WHAT YOU NEED TO DO: Leave out the pictures and copy every record exactly.
┌─ EXERCISE INPUTS
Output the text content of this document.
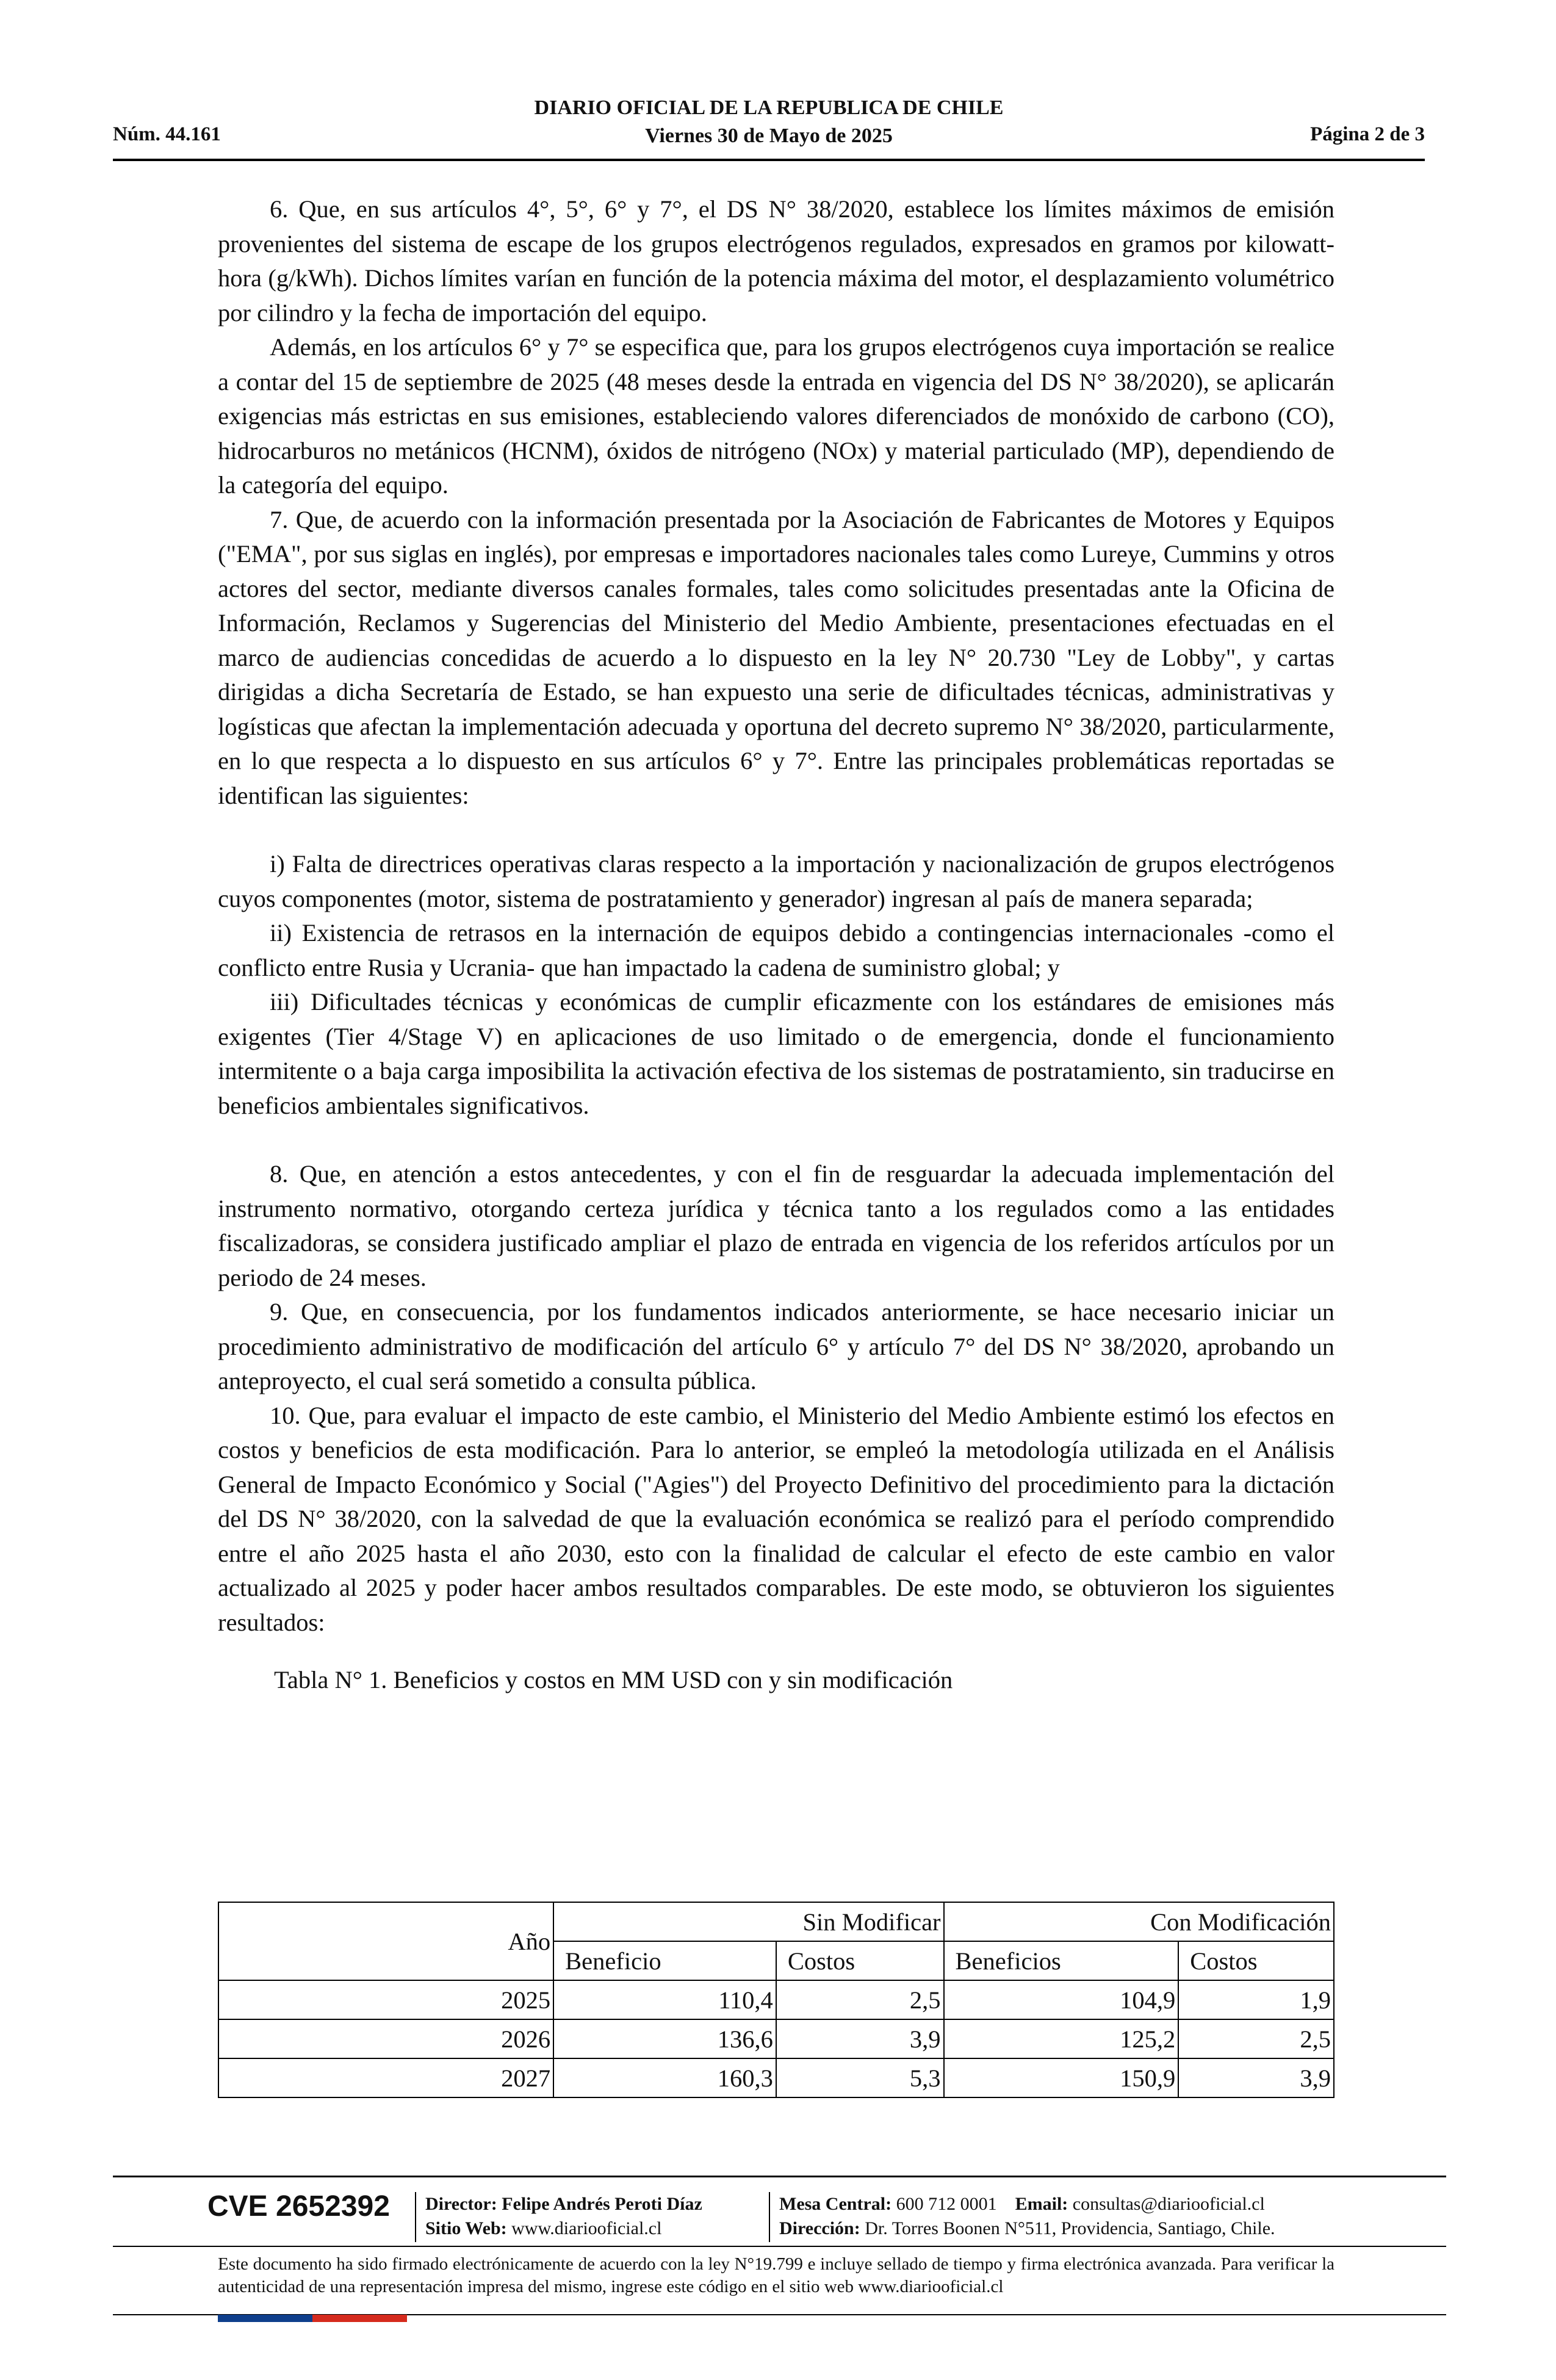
DIARIO OFICIAL DE LA REPUBLICA DE CHILE
Viernes 30 de Mayo de 2025
Núm. 44.161	Página 2 de 3

6. Que, en sus artículos 4°, 5°, 6° y 7°, el DS N° 38/2020, establece los límites máximos de emisión provenientes del sistema de escape de los grupos electrógenos regulados, expresados en gramos por kilowatt-hora (g/kWh). Dichos límites varían en función de la potencia máxima del motor, el desplazamiento volumétrico por cilindro y la fecha de importación del equipo.

Además, en los artículos 6° y 7° se especifica que, para los grupos electrógenos cuya importación se realice a contar del 15 de septiembre de 2025 (48 meses desde la entrada en vigencia del DS N° 38/2020), se aplicarán exigencias más estrictas en sus emisiones, estableciendo valores diferenciados de monóxido de carbono (CO), hidrocarburos no metánicos (HCNM), óxidos de nitrógeno (NOx) y material particulado (MP), dependiendo de la categoría del equipo.

7. Que, de acuerdo con la información presentada por la Asociación de Fabricantes de Motores y Equipos ("EMA", por sus siglas en inglés), por empresas e importadores nacionales tales como Lureye, Cummins y otros actores del sector, mediante diversos canales formales, tales como solicitudes presentadas ante la Oficina de Información, Reclamos y Sugerencias del Ministerio del Medio Ambiente, presentaciones efectuadas en el marco de audiencias concedidas de acuerdo a lo dispuesto en la ley N° 20.730 "Ley de Lobby", y cartas dirigidas a dicha Secretaría de Estado, se han expuesto una serie de dificultades técnicas, administrativas y logísticas que afectan la implementación adecuada y oportuna del decreto supremo N° 38/2020, particularmente, en lo que respecta a lo dispuesto en sus artículos 6° y 7°. Entre las principales problemáticas reportadas se identifican las siguientes:

i) Falta de directrices operativas claras respecto a la importación y nacionalización de grupos electrógenos cuyos componentes (motor, sistema de postratamiento y generador) ingresan al país de manera separada;

ii) Existencia de retrasos en la internación de equipos debido a contingencias internacionales -como el conflicto entre Rusia y Ucrania- que han impactado la cadena de suministro global; y

iii) Dificultades técnicas y económicas de cumplir eficazmente con los estándares de emisiones más exigentes (Tier 4/Stage V) en aplicaciones de uso limitado o de emergencia, donde el funcionamiento intermitente o a baja carga imposibilita la activación efectiva de los sistemas de postratamiento, sin traducirse en beneficios ambientales significativos.

8. Que, en atención a estos antecedentes, y con el fin de resguardar la adecuada implementación del instrumento normativo, otorgando certeza jurídica y técnica tanto a los regulados como a las entidades fiscalizadoras, se considera justificado ampliar el plazo de entrada en vigencia de los referidos artículos por un periodo de 24 meses.

9. Que, en consecuencia, por los fundamentos indicados anteriormente, se hace necesario iniciar un procedimiento administrativo de modificación del artículo 6° y artículo 7° del DS N° 38/2020, aprobando un anteproyecto, el cual será sometido a consulta pública.

10. Que, para evaluar el impacto de este cambio, el Ministerio del Medio Ambiente estimó los efectos en costos y beneficios de esta modificación. Para lo anterior, se empleó la metodología utilizada en el Análisis General de Impacto Económico y Social ("Agies") del Proyecto Definitivo del procedimiento para la dictación del DS N° 38/2020, con la salvedad de que la evaluación económica se realizó para el período comprendido entre el año 2025 hasta el año 2030, esto con la finalidad de calcular el efecto de este cambio en valor actualizado al 2025 y poder hacer ambos resultados comparables. De este modo, se obtuvieron los siguientes resultados:

Tabla N° 1. Beneficios y costos en MM USD con y sin modificación

Año	Sin Modificar		Con Modificación	
	Beneficio	Costos	Beneficios	Costos
2025	110,4	2,5	104,9	1,9
2026	136,6	3,9	125,2	2,5
2027	160,3	5,3	150,9	3,9
CVE 2652392 Director: Felipe Andrés Peroti Díaz
Sitio Web: www.diariooficial.cl
Mesa Central: 600 712 0001 Email: consultas@diariooficial.cl
Dirección: Dr. Torres Boonen N°511, Providencia, Santiago, Chile.
Este documento ha sido firmado electrónicamente de acuerdo con la ley N°19.799 e incluye sellado de tiempo y firma electrónica avanzada. Para verificar la autenticidad de una representación impresa del mismo, ingrese este código en el sitio web www.diariooficial.cl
└─
COMPLETE RESPONSE:
Output the text content of this document.
DIARIO OFICIAL DE LA REPUBLICA DE CHILE
Viernes 30 de Mayo de 2025
Núm. 44.161	Página 2 de 3

6. Que, en sus artículos 4°, 5°, 6° y 7°, el DS N° 38/2020, establece los límites máximos de emisión provenientes del sistema de escape de los grupos electrógenos regulados, expresados en gramos por kilowatt-hora (g/kWh). Dichos límites varían en función de la potencia máxima del motor, el desplazamiento volumétrico por cilindro y la fecha de importación del equipo.

Además, en los artículos 6° y 7° se especifica que, para los grupos electrógenos cuya importación se realice a contar del 15 de septiembre de 2025 (48 meses desde la entrada en vigencia del DS N° 38/2020), se aplicarán exigencias más estrictas en sus emisiones, estableciendo valores diferenciados de monóxido de carbono (CO), hidrocarburos no metánicos (HCNM), óxidos de nitrógeno (NOx) y material particulado (MP), dependiendo de la categoría del equipo.

7. Que, de acuerdo con la información presentada por la Asociación de Fabricantes de Motores y Equipos ("EMA", por sus siglas en inglés), por empresas e importadores nacionales tales como Lureye, Cummins y otros actores del sector, mediante diversos canales formales, tales como solicitudes presentadas ante la Oficina de Información, Reclamos y Sugerencias del Ministerio del Medio Ambiente, presentaciones efectuadas en el marco de audiencias concedidas de acuerdo a lo dispuesto en la ley N° 20.730 "Ley de Lobby", y cartas dirigidas a dicha Secretaría de Estado, se han expuesto una serie de dificultades técnicas, administrativas y logísticas que afectan la implementación adecuada y oportuna del decreto supremo N° 38/2020, particularmente, en lo que respecta a lo dispuesto en sus artículos 6° y 7°. Entre las principales problemáticas reportadas se identifican las siguientes:

i) Falta de directrices operativas claras respecto a la importación y nacionalización de grupos electrógenos cuyos componentes (motor, sistema de postratamiento y generador) ingresan al país de manera separada;

ii) Existencia de retrasos en la internación de equipos debido a contingencias internacionales -como el conflicto entre Rusia y Ucrania- que han impactado la cadena de suministro global; y

iii) Dificultades técnicas y económicas de cumplir eficazmente con los estándares de emisiones más exigentes (Tier 4/Stage V) en aplicaciones de uso limitado o de emergencia, donde el funcionamiento intermitente o a baja carga imposibilita la activación efectiva de los sistemas de postratamiento, sin traducirse en beneficios ambientales significativos.

8. Que, en atención a estos antecedentes, y con el fin de resguardar la adecuada implementación del instrumento normativo, otorgando certeza jurídica y técnica tanto a los regulados como a las entidades fiscalizadoras, se considera justificado ampliar el plazo de entrada en vigencia de los referidos artículos por un periodo de 24 meses.

9. Que, en consecuencia, por los fundamentos indicados anteriormente, se hace necesario iniciar un procedimiento administrativo de modificación del artículo 6° y artículo 7° del DS N° 38/2020, aprobando un anteproyecto, el cual será sometido a consulta pública.

10. Que, para evaluar el impacto de este cambio, el Ministerio del Medio Ambiente estimó los efectos en costos y beneficios de esta modificación. Para lo anterior, se empleó la metodología utilizada en el Análisis General de Impacto Económico y Social ("Agies") del Proyecto Definitivo del procedimiento para la dictación del DS N° 38/2020, con la salvedad de que la evaluación económica se realizó para el período comprendido entre el año 2025 hasta el año 2030, esto con la finalidad de calcular el efecto de este cambio en valor actualizado al 2025 y poder hacer ambos resultados comparables. De este modo, se obtuvieron los siguientes resultados:

Tabla N° 1. Beneficios y costos en MM USD con y sin modificación

Año	Sin Modificar		Con Modificación	
	Beneficio	Costos	Beneficios	Costos
2025	110,4	2,5	104,9	1,9
2026	136,6	3,9	125,2	2,5
2027	160,3	5,3	150,9	3,9
CVE 2652392 Director: Felipe Andrés Peroti Díaz
Sitio Web: www.diariooficial.cl
Mesa Central: 600 712 0001 Email: consultas@diariooficial.cl
Dirección: Dr. Torres Boonen N°511, Providencia, Santiago, Chile.
Este documento ha sido firmado electrónicamente de acuerdo con la ley N°19.799 e incluye sellado de tiempo y firma electrónica avanzada. Para verificar la autenticidad de una representación impresa del mismo, ingrese este código en el sitio web www.diariooficial.cl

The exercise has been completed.